Start of Stored records
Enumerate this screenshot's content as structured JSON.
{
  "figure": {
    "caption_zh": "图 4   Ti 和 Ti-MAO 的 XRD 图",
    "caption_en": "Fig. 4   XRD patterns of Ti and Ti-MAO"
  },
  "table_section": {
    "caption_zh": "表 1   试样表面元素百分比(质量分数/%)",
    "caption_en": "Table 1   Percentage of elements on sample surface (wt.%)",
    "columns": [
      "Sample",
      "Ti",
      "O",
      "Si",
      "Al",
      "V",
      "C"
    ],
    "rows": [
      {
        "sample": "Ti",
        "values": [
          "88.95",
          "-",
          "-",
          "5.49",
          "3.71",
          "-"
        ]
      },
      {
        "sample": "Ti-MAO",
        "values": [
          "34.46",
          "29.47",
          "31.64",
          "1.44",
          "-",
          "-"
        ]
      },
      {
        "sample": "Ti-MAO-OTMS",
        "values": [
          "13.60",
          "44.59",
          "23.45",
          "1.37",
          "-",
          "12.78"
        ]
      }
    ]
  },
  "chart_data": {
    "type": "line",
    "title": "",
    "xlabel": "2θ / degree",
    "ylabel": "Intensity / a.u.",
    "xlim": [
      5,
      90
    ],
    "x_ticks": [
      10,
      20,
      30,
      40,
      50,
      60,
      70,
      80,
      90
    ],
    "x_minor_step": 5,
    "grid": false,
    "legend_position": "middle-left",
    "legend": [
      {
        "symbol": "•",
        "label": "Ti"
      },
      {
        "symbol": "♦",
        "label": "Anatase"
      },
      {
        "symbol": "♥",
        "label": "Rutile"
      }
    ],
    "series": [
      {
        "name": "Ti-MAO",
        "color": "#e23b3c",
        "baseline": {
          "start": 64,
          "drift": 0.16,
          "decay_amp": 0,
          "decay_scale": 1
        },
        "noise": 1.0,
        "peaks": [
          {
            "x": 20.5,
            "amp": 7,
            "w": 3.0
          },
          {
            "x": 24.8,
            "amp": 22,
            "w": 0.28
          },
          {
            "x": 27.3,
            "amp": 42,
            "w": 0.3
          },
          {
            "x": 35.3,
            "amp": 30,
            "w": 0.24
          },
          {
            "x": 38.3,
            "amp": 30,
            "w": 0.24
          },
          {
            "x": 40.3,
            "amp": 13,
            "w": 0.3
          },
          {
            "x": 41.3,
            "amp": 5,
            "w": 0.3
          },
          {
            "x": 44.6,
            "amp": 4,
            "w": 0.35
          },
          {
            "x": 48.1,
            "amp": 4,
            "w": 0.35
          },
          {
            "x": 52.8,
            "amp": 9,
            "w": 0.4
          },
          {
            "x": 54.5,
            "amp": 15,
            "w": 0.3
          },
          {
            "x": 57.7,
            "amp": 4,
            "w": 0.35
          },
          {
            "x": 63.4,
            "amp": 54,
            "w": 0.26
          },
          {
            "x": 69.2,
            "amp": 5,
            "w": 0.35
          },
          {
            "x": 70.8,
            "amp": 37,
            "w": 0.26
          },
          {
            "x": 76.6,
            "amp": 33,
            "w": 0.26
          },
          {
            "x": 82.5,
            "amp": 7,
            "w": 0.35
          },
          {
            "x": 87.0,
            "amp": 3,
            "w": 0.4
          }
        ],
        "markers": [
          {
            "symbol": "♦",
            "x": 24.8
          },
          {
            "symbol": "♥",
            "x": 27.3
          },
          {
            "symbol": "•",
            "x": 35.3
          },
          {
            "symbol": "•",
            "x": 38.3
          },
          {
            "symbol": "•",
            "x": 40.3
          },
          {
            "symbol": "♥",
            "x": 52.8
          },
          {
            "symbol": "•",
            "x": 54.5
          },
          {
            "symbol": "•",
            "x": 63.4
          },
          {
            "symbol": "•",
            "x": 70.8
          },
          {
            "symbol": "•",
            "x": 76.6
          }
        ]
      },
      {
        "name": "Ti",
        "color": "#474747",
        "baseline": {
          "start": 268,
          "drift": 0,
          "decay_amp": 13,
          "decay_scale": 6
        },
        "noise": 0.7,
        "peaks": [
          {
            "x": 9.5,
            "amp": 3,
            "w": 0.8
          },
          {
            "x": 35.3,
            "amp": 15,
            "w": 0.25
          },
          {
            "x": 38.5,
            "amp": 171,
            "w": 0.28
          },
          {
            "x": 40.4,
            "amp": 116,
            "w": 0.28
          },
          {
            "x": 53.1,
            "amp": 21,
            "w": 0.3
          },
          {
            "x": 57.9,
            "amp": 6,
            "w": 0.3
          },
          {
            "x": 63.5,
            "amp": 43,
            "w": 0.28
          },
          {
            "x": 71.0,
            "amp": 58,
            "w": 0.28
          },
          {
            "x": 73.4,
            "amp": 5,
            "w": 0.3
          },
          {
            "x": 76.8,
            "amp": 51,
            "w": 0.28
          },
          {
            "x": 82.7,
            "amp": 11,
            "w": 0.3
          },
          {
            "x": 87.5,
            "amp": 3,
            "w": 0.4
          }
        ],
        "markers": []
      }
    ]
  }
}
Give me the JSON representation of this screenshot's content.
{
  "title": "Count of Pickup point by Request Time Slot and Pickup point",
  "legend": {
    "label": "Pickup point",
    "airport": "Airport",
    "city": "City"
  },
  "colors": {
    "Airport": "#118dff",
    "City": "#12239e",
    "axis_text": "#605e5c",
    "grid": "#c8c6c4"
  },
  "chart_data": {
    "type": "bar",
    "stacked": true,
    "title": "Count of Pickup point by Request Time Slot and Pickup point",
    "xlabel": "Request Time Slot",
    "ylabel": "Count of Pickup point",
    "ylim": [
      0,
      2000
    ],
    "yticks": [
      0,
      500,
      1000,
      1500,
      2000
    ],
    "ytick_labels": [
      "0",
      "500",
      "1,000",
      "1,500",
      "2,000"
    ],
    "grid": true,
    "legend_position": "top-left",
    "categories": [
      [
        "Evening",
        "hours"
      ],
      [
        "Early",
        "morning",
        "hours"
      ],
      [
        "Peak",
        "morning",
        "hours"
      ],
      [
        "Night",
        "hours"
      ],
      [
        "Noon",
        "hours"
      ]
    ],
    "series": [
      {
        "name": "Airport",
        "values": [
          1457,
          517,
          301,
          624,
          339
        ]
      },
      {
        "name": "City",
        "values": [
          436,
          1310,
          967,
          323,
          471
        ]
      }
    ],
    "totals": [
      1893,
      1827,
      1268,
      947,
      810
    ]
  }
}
End of Stored records
## [Direction]
Retype the records in full. Keep every line identical to the original.

## [Answer]
Enumerate this screenshot's content as structured JSON.
{
  "figure": {
    "caption_zh": "图 4   Ti 和 Ti-MAO 的 XRD 图",
    "caption_en": "Fig. 4   XRD patterns of Ti and Ti-MAO"
  },
  "table_section": {
    "caption_zh": "表 1   试样表面元素百分比(质量分数/%)",
    "caption_en": "Table 1   Percentage of elements on sample surface (wt.%)",
    "columns": [
      "Sample",
      "Ti",
      "O",
      "Si",
      "Al",
      "V",
      "C"
    ],
    "rows": [
      {
        "sample": "Ti",
        "values": [
          "88.95",
          "-",
          "-",
          "5.49",
          "3.71",
          "-"
        ]
      },
      {
        "sample": "Ti-MAO",
        "values": [
          "34.46",
          "29.47",
          "31.64",
          "1.44",
          "-",
          "-"
        ]
      },
      {
        "sample": "Ti-MAO-OTMS",
        "values": [
          "13.60",
          "44.59",
          "23.45",
          "1.37",
          "-",
          "12.78"
        ]
      }
    ]
  },
  "chart_data": {
    "type": "line",
    "title": "",
    "xlabel": "2θ / degree",
    "ylabel": "Intensity / a.u.",
    "xlim": [
      5,
      90
    ],
    "x_ticks": [
      10,
      20,
      30,
      40,
      50,
      60,
      70,
      80,
      90
    ],
    "x_minor_step": 5,
    "grid": false,
    "legend_position": "middle-left",
    "legend": [
      {
        "symbol": "•",
        "label": "Ti"
      },
      {
        "symbol": "♦",
        "label": "Anatase"
      },
      {
        "symbol": "♥",
        "label": "Rutile"
      }
    ],
    "series": [
      {
        "name": "Ti-MAO",
        "color": "#e23b3c",
        "baseline": {
          "start": 64,
          "drift": 0.16,
          "decay_amp": 0,
          "decay_scale": 1
        },
        "noise": 1.0,
        "peaks": [
          {
            "x": 20.5,
            "amp": 7,
            "w": 3.0
          },
          {
            "x": 24.8,
            "amp": 22,
            "w": 0.28
          },
          {
            "x": 27.3,
            "amp": 42,
            "w": 0.3
          },
          {
            "x": 35.3,
            "amp": 30,
            "w": 0.24
          },
          {
            "x": 38.3,
            "amp": 30,
            "w": 0.24
          },
          {
            "x": 40.3,
            "amp": 13,
            "w": 0.3
          },
          {
            "x": 41.3,
            "amp": 5,
            "w": 0.3
          },
          {
            "x": 44.6,
            "amp": 4,
            "w": 0.35
          },
          {
            "x": 48.1,
            "amp": 4,
            "w": 0.35
          },
          {
            "x": 52.8,
            "amp": 9,
            "w": 0.4
          },
          {
            "x": 54.5,
            "amp": 15,
            "w": 0.3
          },
          {
            "x": 57.7,
            "amp": 4,
            "w": 0.35
          },
          {
            "x": 63.4,
            "amp": 54,
            "w": 0.26
          },
          {
            "x": 69.2,
            "amp": 5,
            "w": 0.35
          },
          {
            "x": 70.8,
            "amp": 37,
            "w": 0.26
          },
          {
            "x": 76.6,
            "amp": 33,
            "w": 0.26
          },
          {
            "x": 82.5,
            "amp": 7,
            "w": 0.35
          },
          {
            "x": 87.0,
            "amp": 3,
            "w": 0.4
          }
        ],
        "markers": [
          {
            "symbol": "♦",
            "x": 24.8
          },
          {
            "symbol": "♥",
            "x": 27.3
          },
          {
            "symbol": "•",
            "x": 35.3
          },
          {
            "symbol": "•",
            "x": 38.3
          },
          {
            "symbol": "•",
            "x": 40.3
          },
          {
            "symbol": "♥",
            "x": 52.8
          },
          {
            "symbol": "•",
            "x": 54.5
          },
          {
            "symbol": "•",
            "x": 63.4
          },
          {
            "symbol": "•",
            "x": 70.8
          },
          {
            "symbol": "•",
            "x": 76.6
          }
        ]
      },
      {
        "name": "Ti",
        "color": "#474747",
        "baseline": {
          "start": 268,
          "drift": 0,
          "decay_amp": 13,
          "decay_scale": 6
        },
        "noise": 0.7,
        "peaks": [
          {
            "x": 9.5,
            "amp": 3,
            "w": 0.8
          },
          {
            "x": 35.3,
            "amp": 15,
            "w": 0.25
          },
          {
            "x": 38.5,
            "amp": 171,
            "w": 0.28
          },
          {
            "x": 40.4,
            "amp": 116,
            "w": 0.28
          },
          {
            "x": 53.1,
            "amp": 21,
            "w": 0.3
          },
          {
            "x": 57.9,
            "amp": 6,
            "w": 0.3
          },
          {
            "x": 63.5,
            "amp": 43,
            "w": 0.28
          },
          {
            "x": 71.0,
            "amp": 58,
            "w": 0.28
          },
          {
            "x": 73.4,
            "amp": 5,
            "w": 0.3
          },
          {
            "x": 76.8,
            "amp": 51,
            "w": 0.28
          },
          {
            "x": 82.7,
            "amp": 11,
            "w": 0.3
          },
          {
            "x": 87.5,
            "amp": 3,
            "w": 0.4
          }
        ],
        "markers": []
      }
    ]
  }
}
Give me the JSON representation of this screenshot's content.
{
  "title": "Count of Pickup point by Request Time Slot and Pickup point",
  "legend": {
    "label": "Pickup point",
    "airport": "Airport",
    "city": "City"
  },
  "colors": {
    "Airport": "#118dff",
    "City": "#12239e",
    "axis_text": "#605e5c",
    "grid": "#c8c6c4"
  },
  "chart_data": {
    "type": "bar",
    "stacked": true,
    "title": "Count of Pickup point by Request Time Slot and Pickup point",
    "xlabel": "Request Time Slot",
    "ylabel": "Count of Pickup point",
    "ylim": [
      0,
      2000
    ],
    "yticks": [
      0,
      500,
      1000,
      1500,
      2000
    ],
    "ytick_labels": [
      "0",
      "500",
      "1,000",
      "1,500",
      "2,000"
    ],
    "grid": true,
    "legend_position": "top-left",
    "categories": [
      [
        "Evening",
        "hours"
      ],
      [
        "Early",
        "morning",
        "hours"
      ],
      [
        "Peak",
        "morning",
        "hours"
      ],
      [
        "Night",
        "hours"
      ],
      [
        "Noon",
        "hours"
      ]
    ],
    "series": [
      {
        "name": "Airport",
        "values": [
          1457,
          517,
          301,
          624,
          339
        ]
      },
      {
        "name": "City",
        "values": [
          436,
          1310,
          967,
          323,
          471
        ]
      }
    ],
    "totals": [
      1893,
      1827,
      1268,
      947,
      810
    ]
  }
}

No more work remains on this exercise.